* **CHALLENGE**
Switch every "interactable" in the entries below to "clickable" and leave the rest of each line as it is. Reproduce all the entries without the pictures.

* **DATA LISTING**
(begin)

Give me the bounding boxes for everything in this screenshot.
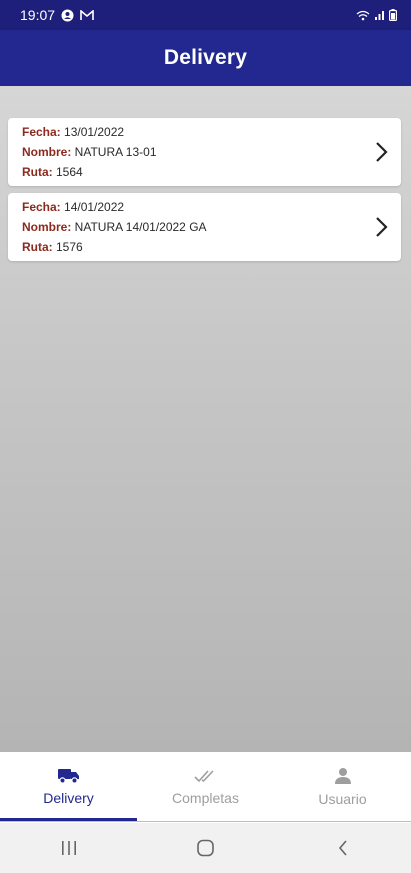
tab-label: Usuario (318, 790, 367, 807)
status-time: 19:07 (20, 7, 56, 23)
chevron-right-icon[interactable] (375, 216, 389, 238)
back-icon (338, 840, 347, 856)
nombre-value: NATURA 14/01/2022 GA (71, 220, 207, 234)
fecha-value: 14/01/2022 (60, 200, 125, 214)
app-bar: Delivery (0, 30, 411, 86)
nombre-row: Nombre: NATURA 13-01 (22, 142, 387, 162)
status-bar: 19:07 (0, 0, 411, 30)
nombre-value: NATURA 13-01 (71, 145, 157, 159)
tab-completas[interactable]: Completas (137, 752, 274, 821)
active-tab-indicator (0, 818, 137, 821)
tab-delivery[interactable]: Delivery (0, 752, 137, 821)
truck-icon (57, 768, 79, 784)
page-title: Delivery (163, 46, 248, 69)
tab-label: Completas (172, 789, 239, 806)
recent-apps-button[interactable] (49, 828, 89, 868)
ruta-row: Ruta: 1576 (22, 237, 387, 257)
delivery-card[interactable]: Fecha: 14/01/2022 Nombre: NATURA 14/01/2… (8, 193, 401, 261)
battery-icon (389, 9, 397, 21)
home-icon (196, 839, 214, 857)
fecha-label: Fecha: (22, 200, 61, 214)
recent-apps-icon (61, 841, 76, 855)
fecha-row: Fecha: 14/01/2022 (22, 197, 387, 217)
ruta-label: Ruta: (22, 165, 53, 179)
status-left: 19:07 (20, 7, 94, 23)
wifi-icon (356, 10, 370, 21)
nombre-label: Nombre: (22, 220, 72, 234)
nombre-label: Nombre: (22, 145, 72, 159)
signal-icon (374, 10, 385, 21)
ruta-row: Ruta: 1564 (22, 162, 387, 182)
ruta-label: Ruta: (22, 240, 53, 254)
ruta-value: 1564 (52, 165, 83, 179)
chevron-right-icon[interactable] (375, 141, 389, 163)
fecha-row: Fecha: 13/01/2022 (22, 122, 387, 142)
status-right (356, 9, 397, 21)
user-icon (334, 767, 351, 784)
delivery-card[interactable]: Fecha: 13/01/2022 Nombre: NATURA 13-01 R… (8, 118, 401, 186)
delivery-list[interactable]: Fecha: 13/01/2022 Nombre: NATURA 13-01 R… (0, 86, 411, 752)
tab-usuario[interactable]: Usuario (274, 752, 411, 821)
ruta-value: 1576 (52, 240, 83, 254)
home-button[interactable] (186, 828, 226, 868)
bottom-tab-bar: Delivery Completas Usuario (0, 752, 411, 822)
system-nav-bar (0, 823, 411, 873)
gmail-icon (80, 9, 94, 21)
double-check-icon (193, 769, 214, 782)
account-icon (61, 9, 74, 22)
tab-label: Delivery (43, 789, 94, 806)
back-button[interactable] (323, 828, 363, 868)
fecha-value: 13/01/2022 (60, 125, 125, 139)
fecha-label: Fecha: (22, 125, 61, 139)
nombre-row: Nombre: NATURA 14/01/2022 GA (22, 217, 387, 237)
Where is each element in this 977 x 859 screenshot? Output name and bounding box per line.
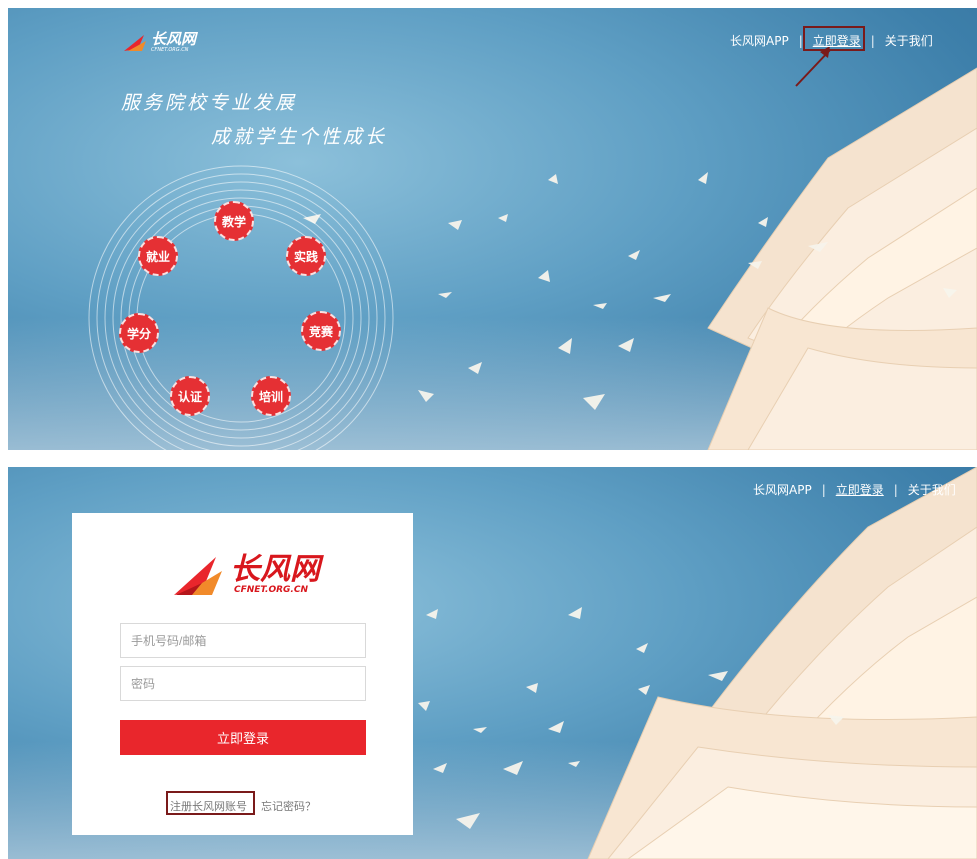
brand-name: 长风网 [151,30,197,48]
circle-node-certification[interactable]: 认证 [170,376,210,416]
phone-email-input[interactable] [120,623,366,658]
login-card: 长风网 CFNET.ORG.CN 立即登录 注册长风网账号 忘记密码？ [72,513,413,835]
login-logo: 长风网 CFNET.ORG.CN [172,553,320,597]
circle-node-teaching[interactable]: 教学 [214,201,254,241]
nav-separator: | [893,482,898,497]
nav-separator: | [821,482,826,497]
nav-about-link[interactable]: 关于我们 [885,32,933,49]
circle-node-credit[interactable]: 学分 [119,313,159,353]
circle-node-training[interactable]: 培训 [251,376,291,416]
top-nav: 长风网APP | 立即登录 | 关于我们 [753,481,956,498]
login-brand-name: 长风网 [230,552,320,587]
nav-app-link[interactable]: 长风网APP [753,481,812,498]
landing-screenshot: 长风网 CFNET.ORG.CN 长风网APP | 立即登录 | 关于我们 服务… [8,8,977,450]
brand-mark-icon [174,557,222,595]
book-butterfly-illustration [88,46,977,450]
circle-node-employment[interactable]: 就业 [138,236,178,276]
brand-logo[interactable]: 长风网 CFNET.ORG.CN [122,32,196,53]
nav-separator: | [870,33,875,48]
forgot-password-link[interactable]: 忘记密码？ [261,798,316,814]
nav-about-link[interactable]: 关于我们 [908,481,956,498]
login-submit-button[interactable]: 立即登录 [120,720,366,755]
circle-node-practice[interactable]: 实践 [286,236,326,276]
login-screenshot: 长风网APP | 立即登录 | 关于我们 长风网 CFNET.ORG.CN 立即… [8,467,977,859]
nav-app-link[interactable]: 长风网APP [730,32,789,49]
password-input[interactable] [120,666,366,701]
slogan-line-2: 成就学生个性成长 [211,126,388,148]
circle-node-competition[interactable]: 竞赛 [301,311,341,351]
nav-login-link[interactable]: 立即登录 [836,481,884,498]
slogan-line-1: 服务院校专业发展 [121,92,298,114]
brand-mark-icon [124,34,146,51]
login-brand-domain: CFNET.ORG.CN [234,585,308,595]
highlight-box [803,26,865,51]
highlight-box [166,791,255,815]
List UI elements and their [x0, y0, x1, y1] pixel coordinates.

(end)

* **ANSWER TO THE TASK**
Give me the bounding boxes for everything in this screenshot.
tab-label: Usuario (318, 790, 367, 807)
status-time: 19:07 (20, 7, 56, 23)
chevron-right-icon[clickable] (375, 216, 389, 238)
back-icon (338, 840, 347, 856)
nombre-value: NATURA 14/01/2022 GA (71, 220, 207, 234)
fecha-value: 14/01/2022 (60, 200, 125, 214)
app-bar: Delivery (0, 30, 411, 86)
nombre-row: Nombre: NATURA 13-01 (22, 142, 387, 162)
status-bar: 19:07 (0, 0, 411, 30)
nombre-value: NATURA 13-01 (71, 145, 157, 159)
tab-completas[clickable]: Completas (137, 752, 274, 821)
active-tab-indicator (0, 818, 137, 821)
tab-delivery[clickable]: Delivery (0, 752, 137, 821)
truck-icon (57, 768, 79, 784)
page-title: Delivery (163, 46, 248, 69)
tab-label: Completas (172, 789, 239, 806)
recent-apps-button[clickable] (49, 828, 89, 868)
ruta-row: Ruta: 1576 (22, 237, 387, 257)
delivery-card[clickable]: Fecha: 14/01/2022 Nombre: NATURA 14/01/2… (8, 193, 401, 261)
battery-icon (389, 9, 397, 21)
home-icon (196, 839, 214, 857)
fecha-label: Fecha: (22, 200, 61, 214)
recent-apps-icon (61, 841, 76, 855)
fecha-row: Fecha: 14/01/2022 (22, 197, 387, 217)
ruta-label: Ruta: (22, 165, 53, 179)
status-left: 19:07 (20, 7, 94, 23)
wifi-icon (356, 10, 370, 21)
nombre-label: Nombre: (22, 220, 72, 234)
nombre-label: Nombre: (22, 145, 72, 159)
signal-icon (374, 10, 385, 21)
ruta-row: Ruta: 1564 (22, 162, 387, 182)
ruta-label: Ruta: (22, 240, 53, 254)
ruta-value: 1564 (52, 165, 83, 179)
chevron-right-icon[clickable] (375, 141, 389, 163)
fecha-row: Fecha: 13/01/2022 (22, 122, 387, 142)
status-right (356, 9, 397, 21)
user-icon (334, 767, 351, 784)
delivery-card[clickable]: Fecha: 13/01/2022 Nombre: NATURA 13-01 R… (8, 118, 401, 186)
delivery-list[clickable]: Fecha: 13/01/2022 Nombre: NATURA 13-01 R… (0, 86, 411, 752)
tab-usuario[clickable]: Usuario (274, 752, 411, 821)
ruta-value: 1576 (52, 240, 83, 254)
home-button[clickable] (186, 828, 226, 868)
bottom-tab-bar: Delivery Completas Usuario (0, 752, 411, 822)
system-nav-bar (0, 823, 411, 873)
gmail-icon (80, 9, 94, 21)
double-check-icon (193, 769, 214, 782)
account-icon (61, 9, 74, 22)
tab-label: Delivery (43, 789, 94, 806)
back-button[clickable] (323, 828, 363, 868)
fecha-value: 13/01/2022 (60, 125, 125, 139)
fecha-label: Fecha: (22, 125, 61, 139)
nombre-row: Nombre: NATURA 14/01/2022 GA (22, 217, 387, 237)
Where is each element in this 977 x 859 screenshot? Output name and bounding box per line.
brand-name: 长风网 [151,30,197,48]
circle-node-certification[clickable]: 认证 [170,376,210,416]
phone-email-input[clickable] [120,623,366,658]
login-card: 长风网 CFNET.ORG.CN 立即登录 注册长风网账号 忘记密码？ [72,513,413,835]
login-logo: 长风网 CFNET.ORG.CN [172,553,320,597]
circle-node-teaching[clickable]: 教学 [214,201,254,241]
nav-separator: | [893,482,898,497]
nav-separator: | [821,482,826,497]
nav-about-link[clickable]: 关于我们 [885,32,933,49]
circle-node-credit[clickable]: 学分 [119,313,159,353]
circle-node-training[clickable]: 培训 [251,376,291,416]
top-nav: 长风网APP | 立即登录 | 关于我们 [753,481,956,498]
login-brand-name: 长风网 [230,552,320,587]
nav-app-link[clickable]: 长风网APP [753,481,812,498]
landing-screenshot: 长风网 CFNET.ORG.CN 长风网APP | 立即登录 | 关于我们 服务… [8,8,977,450]
brand-mark-icon [174,557,222,595]
book-butterfly-illustration [88,46,977,450]
circle-node-employment[clickable]: 就业 [138,236,178,276]
brand-logo[clickable]: 长风网 CFNET.ORG.CN [122,32,196,53]
nav-separator: | [870,33,875,48]
forgot-password-link[clickable]: 忘记密码？ [261,798,316,814]
nav-about-link[clickable]: 关于我们 [908,481,956,498]
login-submit-button[clickable]: 立即登录 [120,720,366,755]
circle-node-practice[clickable]: 实践 [286,236,326,276]
login-screenshot: 长风网APP | 立即登录 | 关于我们 长风网 CFNET.ORG.CN 立即… [8,467,977,859]
nav-app-link[clickable]: 长风网APP [730,32,789,49]
password-input[clickable] [120,666,366,701]
slogan-line-2: 成就学生个性成长 [211,126,388,148]
circle-node-competition[clickable]: 竞赛 [301,311,341,351]
nav-login-link[clickable]: 立即登录 [836,481,884,498]
slogan-line-1: 服务院校专业发展 [121,92,298,114]
brand-mark-icon [124,34,146,51]
login-brand-domain: CFNET.ORG.CN [234,585,308,595]
highlight-box [803,26,865,51]
highlight-box [166,791,255,815]
List UI elements and their [x0, y0, x1, y1] pixel coordinates.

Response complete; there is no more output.